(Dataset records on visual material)
|---|

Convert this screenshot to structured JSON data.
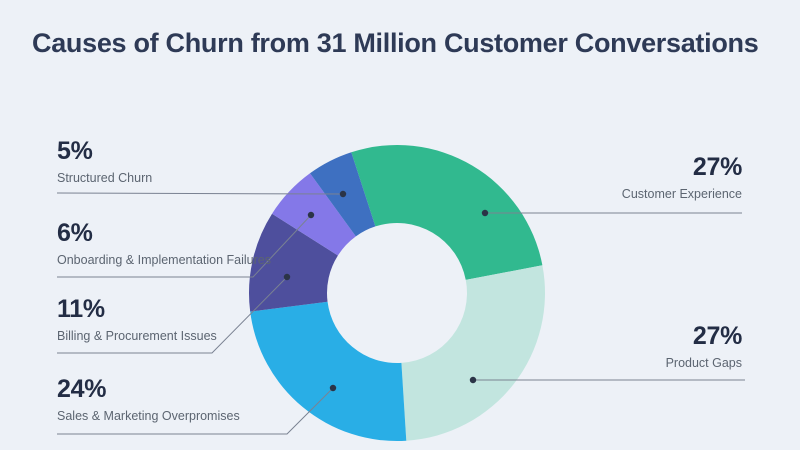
{
  "page": {
    "background": "#EDF1F7"
  },
  "header": {
    "title": "Causes of Churn from 31 Million Customer Conversations"
  },
  "chart_data": {
    "type": "pie",
    "subtype": "donut",
    "title": "Causes of Churn from 31 Million Customer Conversations",
    "clockwise": true,
    "start_angle_deg": -18,
    "legend": "none",
    "categories": [
      "Customer Experience",
      "Product Gaps",
      "Sales & Marketing Overpromises",
      "Billing & Procurement Issues",
      "Onboarding & Implementation Failures",
      "Structured Churn"
    ],
    "values": [
      27,
      27,
      24,
      11,
      6,
      5
    ],
    "segments": [
      {
        "label": "Customer Experience",
        "pct": 27,
        "pct_label": "27%",
        "color": "#31B98F",
        "label_side": "right"
      },
      {
        "label": "Product Gaps",
        "pct": 27,
        "pct_label": "27%",
        "color": "#C2E5DF",
        "label_side": "right"
      },
      {
        "label": "Sales & Marketing Overpromises",
        "pct": 24,
        "pct_label": "24%",
        "color": "#29AEE6",
        "label_side": "left"
      },
      {
        "label": "Billing & Procurement Issues",
        "pct": 11,
        "pct_label": "11%",
        "color": "#4E4F9D",
        "label_side": "left"
      },
      {
        "label": "Onboarding & Implementation Failures",
        "pct": 6,
        "pct_label": "6%",
        "color": "#8478E8",
        "label_side": "left"
      },
      {
        "label": "Structured Churn",
        "pct": 5,
        "pct_label": "5%",
        "color": "#3E70C1",
        "label_side": "left"
      }
    ]
  },
  "style": {
    "title_color": "#2E3A56",
    "pct_color": "#232D45",
    "category_color": "#5C6571",
    "leader_line_color": "#7A8292",
    "dot_color": "#2B3447"
  }
}
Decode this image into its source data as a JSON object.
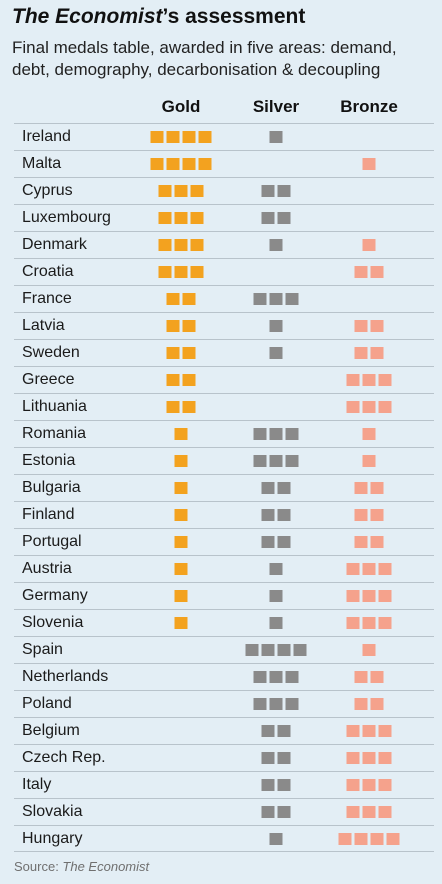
{
  "title": {
    "italic": "The Economist",
    "rest": "’s assessment"
  },
  "subtitle_lines": [
    "Final medals table, awarded in five areas: demand,",
    "debt, demography, decarbonisation & decoupling"
  ],
  "source": {
    "prefix": "Source: ",
    "italic": "The Economist"
  },
  "colors": {
    "background": "#e3eef5",
    "gold": "#f3a21f",
    "silver": "#8a8a8a",
    "bronze": "#f5a28c"
  },
  "chart_data": {
    "type": "table",
    "title": "The Economist’s assessment",
    "subtitle": "Final medals table, awarded in five areas: demand, debt, demography, decarbonisation & decoupling",
    "columns": [
      "Gold",
      "Silver",
      "Bronze"
    ],
    "rows": [
      {
        "country": "Ireland",
        "gold": 4,
        "silver": 1,
        "bronze": 0
      },
      {
        "country": "Malta",
        "gold": 4,
        "silver": 0,
        "bronze": 1
      },
      {
        "country": "Cyprus",
        "gold": 3,
        "silver": 2,
        "bronze": 0
      },
      {
        "country": "Luxembourg",
        "gold": 3,
        "silver": 2,
        "bronze": 0
      },
      {
        "country": "Denmark",
        "gold": 3,
        "silver": 1,
        "bronze": 1
      },
      {
        "country": "Croatia",
        "gold": 3,
        "silver": 0,
        "bronze": 2
      },
      {
        "country": "France",
        "gold": 2,
        "silver": 3,
        "bronze": 0
      },
      {
        "country": "Latvia",
        "gold": 2,
        "silver": 1,
        "bronze": 2
      },
      {
        "country": "Sweden",
        "gold": 2,
        "silver": 1,
        "bronze": 2
      },
      {
        "country": "Greece",
        "gold": 2,
        "silver": 0,
        "bronze": 3
      },
      {
        "country": "Lithuania",
        "gold": 2,
        "silver": 0,
        "bronze": 3
      },
      {
        "country": "Romania",
        "gold": 1,
        "silver": 3,
        "bronze": 1
      },
      {
        "country": "Estonia",
        "gold": 1,
        "silver": 3,
        "bronze": 1
      },
      {
        "country": "Bulgaria",
        "gold": 1,
        "silver": 2,
        "bronze": 2
      },
      {
        "country": "Finland",
        "gold": 1,
        "silver": 2,
        "bronze": 2
      },
      {
        "country": "Portugal",
        "gold": 1,
        "silver": 2,
        "bronze": 2
      },
      {
        "country": "Austria",
        "gold": 1,
        "silver": 1,
        "bronze": 3
      },
      {
        "country": "Germany",
        "gold": 1,
        "silver": 1,
        "bronze": 3
      },
      {
        "country": "Slovenia",
        "gold": 1,
        "silver": 1,
        "bronze": 3
      },
      {
        "country": "Spain",
        "gold": 0,
        "silver": 4,
        "bronze": 1
      },
      {
        "country": "Netherlands",
        "gold": 0,
        "silver": 3,
        "bronze": 2
      },
      {
        "country": "Poland",
        "gold": 0,
        "silver": 3,
        "bronze": 2
      },
      {
        "country": "Belgium",
        "gold": 0,
        "silver": 2,
        "bronze": 3
      },
      {
        "country": "Czech Rep.",
        "gold": 0,
        "silver": 2,
        "bronze": 3
      },
      {
        "country": "Italy",
        "gold": 0,
        "silver": 2,
        "bronze": 3
      },
      {
        "country": "Slovakia",
        "gold": 0,
        "silver": 2,
        "bronze": 3
      },
      {
        "country": "Hungary",
        "gold": 0,
        "silver": 1,
        "bronze": 4
      }
    ]
  }
}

|---|

[Aim]: Copy the listing exactly. Any image in it stays out of the copy.

[Final result]:
Convert this screenshot to structured JSON data.
{
  "page": {
    "background": "#EDF1F7"
  },
  "header": {
    "title": "Causes of Churn from 31 Million Customer Conversations"
  },
  "chart_data": {
    "type": "pie",
    "subtype": "donut",
    "title": "Causes of Churn from 31 Million Customer Conversations",
    "clockwise": true,
    "start_angle_deg": -18,
    "legend": "none",
    "categories": [
      "Customer Experience",
      "Product Gaps",
      "Sales & Marketing Overpromises",
      "Billing & Procurement Issues",
      "Onboarding & Implementation Failures",
      "Structured Churn"
    ],
    "values": [
      27,
      27,
      24,
      11,
      6,
      5
    ],
    "segments": [
      {
        "label": "Customer Experience",
        "pct": 27,
        "pct_label": "27%",
        "color": "#31B98F",
        "label_side": "right"
      },
      {
        "label": "Product Gaps",
        "pct": 27,
        "pct_label": "27%",
        "color": "#C2E5DF",
        "label_side": "right"
      },
      {
        "label": "Sales & Marketing Overpromises",
        "pct": 24,
        "pct_label": "24%",
        "color": "#29AEE6",
        "label_side": "left"
      },
      {
        "label": "Billing & Procurement Issues",
        "pct": 11,
        "pct_label": "11%",
        "color": "#4E4F9D",
        "label_side": "left"
      },
      {
        "label": "Onboarding & Implementation Failures",
        "pct": 6,
        "pct_label": "6%",
        "color": "#8478E8",
        "label_side": "left"
      },
      {
        "label": "Structured Churn",
        "pct": 5,
        "pct_label": "5%",
        "color": "#3E70C1",
        "label_side": "left"
      }
    ]
  },
  "style": {
    "title_color": "#2E3A56",
    "pct_color": "#232D45",
    "category_color": "#5C6571",
    "leader_line_color": "#7A8292",
    "dot_color": "#2B3447"
  }
}
Decode this image into its source data as a JSON object.
{
  "title": {
    "italic": "The Economist",
    "rest": "’s assessment"
  },
  "subtitle_lines": [
    "Final medals table, awarded in five areas: demand,",
    "debt, demography, decarbonisation & decoupling"
  ],
  "source": {
    "prefix": "Source: ",
    "italic": "The Economist"
  },
  "colors": {
    "background": "#e3eef5",
    "gold": "#f3a21f",
    "silver": "#8a8a8a",
    "bronze": "#f5a28c"
  },
  "chart_data": {
    "type": "table",
    "title": "The Economist’s assessment",
    "subtitle": "Final medals table, awarded in five areas: demand, debt, demography, decarbonisation & decoupling",
    "columns": [
      "Gold",
      "Silver",
      "Bronze"
    ],
    "rows": [
      {
        "country": "Ireland",
        "gold": 4,
        "silver": 1,
        "bronze": 0
      },
      {
        "country": "Malta",
        "gold": 4,
        "silver": 0,
        "bronze": 1
      },
      {
        "country": "Cyprus",
        "gold": 3,
        "silver": 2,
        "bronze": 0
      },
      {
        "country": "Luxembourg",
        "gold": 3,
        "silver": 2,
        "bronze": 0
      },
      {
        "country": "Denmark",
        "gold": 3,
        "silver": 1,
        "bronze": 1
      },
      {
        "country": "Croatia",
        "gold": 3,
        "silver": 0,
        "bronze": 2
      },
      {
        "country": "France",
        "gold": 2,
        "silver": 3,
        "bronze": 0
      },
      {
        "country": "Latvia",
        "gold": 2,
        "silver": 1,
        "bronze": 2
      },
      {
        "country": "Sweden",
        "gold": 2,
        "silver": 1,
        "bronze": 2
      },
      {
        "country": "Greece",
        "gold": 2,
        "silver": 0,
        "bronze": 3
      },
      {
        "country": "Lithuania",
        "gold": 2,
        "silver": 0,
        "bronze": 3
      },
      {
        "country": "Romania",
        "gold": 1,
        "silver": 3,
        "bronze": 1
      },
      {
        "country": "Estonia",
        "gold": 1,
        "silver": 3,
        "bronze": 1
      },
      {
        "country": "Bulgaria",
        "gold": 1,
        "silver": 2,
        "bronze": 2
      },
      {
        "country": "Finland",
        "gold": 1,
        "silver": 2,
        "bronze": 2
      },
      {
        "country": "Portugal",
        "gold": 1,
        "silver": 2,
        "bronze": 2
      },
      {
        "country": "Austria",
        "gold": 1,
        "silver": 1,
        "bronze": 3
      },
      {
        "country": "Germany",
        "gold": 1,
        "silver": 1,
        "bronze": 3
      },
      {
        "country": "Slovenia",
        "gold": 1,
        "silver": 1,
        "bronze": 3
      },
      {
        "country": "Spain",
        "gold": 0,
        "silver": 4,
        "bronze": 1
      },
      {
        "country": "Netherlands",
        "gold": 0,
        "silver": 3,
        "bronze": 2
      },
      {
        "country": "Poland",
        "gold": 0,
        "silver": 3,
        "bronze": 2
      },
      {
        "country": "Belgium",
        "gold": 0,
        "silver": 2,
        "bronze": 3
      },
      {
        "country": "Czech Rep.",
        "gold": 0,
        "silver": 2,
        "bronze": 3
      },
      {
        "country": "Italy",
        "gold": 0,
        "silver": 2,
        "bronze": 3
      },
      {
        "country": "Slovakia",
        "gold": 0,
        "silver": 2,
        "bronze": 3
      },
      {
        "country": "Hungary",
        "gold": 0,
        "silver": 1,
        "bronze": 4
      }
    ]
  }
}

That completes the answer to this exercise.